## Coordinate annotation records

____________

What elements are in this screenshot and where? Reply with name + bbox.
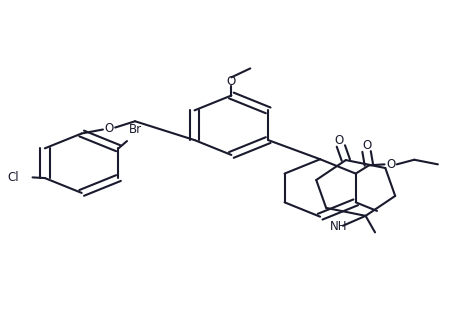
Text: O: O: [386, 158, 395, 171]
Text: O: O: [362, 139, 371, 152]
Text: Br: Br: [129, 123, 142, 136]
Text: O: O: [104, 122, 114, 135]
Text: O: O: [334, 134, 344, 147]
Text: NH: NH: [330, 220, 347, 233]
Text: Cl: Cl: [7, 171, 19, 184]
Text: O: O: [227, 75, 236, 88]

____________

## Task to carry out
Reproduce the material above in full, swapping "screenshot" for "image" and leaving everything else unchanged. Omit the pictures from your answer.

## Complete output
What elements are in this image and where? Reply with name + bbox.
Text: O: O: [386, 158, 395, 171]
Text: O: O: [362, 139, 371, 152]
Text: Br: Br: [129, 123, 142, 136]
Text: O: O: [104, 122, 114, 135]
Text: O: O: [334, 134, 344, 147]
Text: NH: NH: [330, 220, 347, 233]
Text: Cl: Cl: [7, 171, 19, 184]
Text: O: O: [227, 75, 236, 88]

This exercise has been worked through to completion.